PROMPT: In this exercise, reproduce all the entries that follow exactly.

** begin RECORDS SHOWN **

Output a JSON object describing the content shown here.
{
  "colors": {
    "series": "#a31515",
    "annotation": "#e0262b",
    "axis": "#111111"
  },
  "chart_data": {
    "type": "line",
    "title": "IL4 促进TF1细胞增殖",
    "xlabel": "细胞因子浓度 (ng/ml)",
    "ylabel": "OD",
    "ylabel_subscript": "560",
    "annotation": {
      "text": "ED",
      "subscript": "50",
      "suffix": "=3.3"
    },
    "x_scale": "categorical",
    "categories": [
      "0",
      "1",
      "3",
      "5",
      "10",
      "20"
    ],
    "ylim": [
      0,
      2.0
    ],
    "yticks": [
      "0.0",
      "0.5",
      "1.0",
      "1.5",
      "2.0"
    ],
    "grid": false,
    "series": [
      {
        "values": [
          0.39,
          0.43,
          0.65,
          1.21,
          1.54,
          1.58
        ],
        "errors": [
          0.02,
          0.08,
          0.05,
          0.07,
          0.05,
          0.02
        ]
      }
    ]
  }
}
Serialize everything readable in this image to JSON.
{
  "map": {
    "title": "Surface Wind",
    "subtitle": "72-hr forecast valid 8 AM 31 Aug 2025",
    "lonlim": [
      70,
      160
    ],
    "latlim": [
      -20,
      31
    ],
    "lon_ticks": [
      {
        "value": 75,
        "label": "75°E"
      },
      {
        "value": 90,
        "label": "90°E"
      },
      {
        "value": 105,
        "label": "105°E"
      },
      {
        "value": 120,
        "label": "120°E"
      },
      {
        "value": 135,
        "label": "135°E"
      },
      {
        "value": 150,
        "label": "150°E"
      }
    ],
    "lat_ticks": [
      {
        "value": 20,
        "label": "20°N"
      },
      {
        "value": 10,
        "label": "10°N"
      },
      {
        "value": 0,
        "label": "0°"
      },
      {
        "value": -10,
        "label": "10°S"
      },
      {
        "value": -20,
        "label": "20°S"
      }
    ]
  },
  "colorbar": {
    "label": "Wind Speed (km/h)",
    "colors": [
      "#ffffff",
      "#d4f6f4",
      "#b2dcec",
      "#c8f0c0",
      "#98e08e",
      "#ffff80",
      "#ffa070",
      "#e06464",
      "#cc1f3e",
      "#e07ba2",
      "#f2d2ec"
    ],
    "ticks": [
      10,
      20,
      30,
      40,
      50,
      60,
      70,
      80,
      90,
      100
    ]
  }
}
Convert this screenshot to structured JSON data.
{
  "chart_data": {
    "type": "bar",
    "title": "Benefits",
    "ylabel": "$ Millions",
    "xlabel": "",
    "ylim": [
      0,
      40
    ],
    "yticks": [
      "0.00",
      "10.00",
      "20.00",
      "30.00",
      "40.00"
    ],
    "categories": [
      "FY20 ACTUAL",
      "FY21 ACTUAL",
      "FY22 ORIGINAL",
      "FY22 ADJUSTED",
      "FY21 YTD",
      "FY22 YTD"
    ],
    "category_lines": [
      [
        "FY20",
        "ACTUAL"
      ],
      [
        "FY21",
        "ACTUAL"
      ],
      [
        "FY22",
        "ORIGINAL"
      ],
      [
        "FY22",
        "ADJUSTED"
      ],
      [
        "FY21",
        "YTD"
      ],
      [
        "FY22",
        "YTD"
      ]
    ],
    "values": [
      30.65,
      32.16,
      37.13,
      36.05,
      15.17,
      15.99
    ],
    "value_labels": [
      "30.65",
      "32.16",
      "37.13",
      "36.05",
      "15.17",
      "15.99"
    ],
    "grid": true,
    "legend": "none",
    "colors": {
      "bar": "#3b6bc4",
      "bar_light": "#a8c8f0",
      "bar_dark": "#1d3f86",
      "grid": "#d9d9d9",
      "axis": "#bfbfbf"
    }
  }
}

** end RECORDS SHOWN **

EXERCISE RESULT:
Output a JSON object describing the content shown here.
{
  "colors": {
    "series": "#a31515",
    "annotation": "#e0262b",
    "axis": "#111111"
  },
  "chart_data": {
    "type": "line",
    "title": "IL4 促进TF1细胞增殖",
    "xlabel": "细胞因子浓度 (ng/ml)",
    "ylabel": "OD",
    "ylabel_subscript": "560",
    "annotation": {
      "text": "ED",
      "subscript": "50",
      "suffix": "=3.3"
    },
    "x_scale": "categorical",
    "categories": [
      "0",
      "1",
      "3",
      "5",
      "10",
      "20"
    ],
    "ylim": [
      0,
      2.0
    ],
    "yticks": [
      "0.0",
      "0.5",
      "1.0",
      "1.5",
      "2.0"
    ],
    "grid": false,
    "series": [
      {
        "values": [
          0.39,
          0.43,
          0.65,
          1.21,
          1.54,
          1.58
        ],
        "errors": [
          0.02,
          0.08,
          0.05,
          0.07,
          0.05,
          0.02
        ]
      }
    ]
  }
}
Serialize everything readable in this image to JSON.
{
  "map": {
    "title": "Surface Wind",
    "subtitle": "72-hr forecast valid 8 AM 31 Aug 2025",
    "lonlim": [
      70,
      160
    ],
    "latlim": [
      -20,
      31
    ],
    "lon_ticks": [
      {
        "value": 75,
        "label": "75°E"
      },
      {
        "value": 90,
        "label": "90°E"
      },
      {
        "value": 105,
        "label": "105°E"
      },
      {
        "value": 120,
        "label": "120°E"
      },
      {
        "value": 135,
        "label": "135°E"
      },
      {
        "value": 150,
        "label": "150°E"
      }
    ],
    "lat_ticks": [
      {
        "value": 20,
        "label": "20°N"
      },
      {
        "value": 10,
        "label": "10°N"
      },
      {
        "value": 0,
        "label": "0°"
      },
      {
        "value": -10,
        "label": "10°S"
      },
      {
        "value": -20,
        "label": "20°S"
      }
    ]
  },
  "colorbar": {
    "label": "Wind Speed (km/h)",
    "colors": [
      "#ffffff",
      "#d4f6f4",
      "#b2dcec",
      "#c8f0c0",
      "#98e08e",
      "#ffff80",
      "#ffa070",
      "#e06464",
      "#cc1f3e",
      "#e07ba2",
      "#f2d2ec"
    ],
    "ticks": [
      10,
      20,
      30,
      40,
      50,
      60,
      70,
      80,
      90,
      100
    ]
  }
}
Convert this screenshot to structured JSON data.
{
  "chart_data": {
    "type": "bar",
    "title": "Benefits",
    "ylabel": "$ Millions",
    "xlabel": "",
    "ylim": [
      0,
      40
    ],
    "yticks": [
      "0.00",
      "10.00",
      "20.00",
      "30.00",
      "40.00"
    ],
    "categories": [
      "FY20 ACTUAL",
      "FY21 ACTUAL",
      "FY22 ORIGINAL",
      "FY22 ADJUSTED",
      "FY21 YTD",
      "FY22 YTD"
    ],
    "category_lines": [
      [
        "FY20",
        "ACTUAL"
      ],
      [
        "FY21",
        "ACTUAL"
      ],
      [
        "FY22",
        "ORIGINAL"
      ],
      [
        "FY22",
        "ADJUSTED"
      ],
      [
        "FY21",
        "YTD"
      ],
      [
        "FY22",
        "YTD"
      ]
    ],
    "values": [
      30.65,
      32.16,
      37.13,
      36.05,
      15.17,
      15.99
    ],
    "value_labels": [
      "30.65",
      "32.16",
      "37.13",
      "36.05",
      "15.17",
      "15.99"
    ],
    "grid": true,
    "legend": "none",
    "colors": {
      "bar": "#3b6bc4",
      "bar_light": "#a8c8f0",
      "bar_dark": "#1d3f86",
      "grid": "#d9d9d9",
      "axis": "#bfbfbf"
    }
  }
}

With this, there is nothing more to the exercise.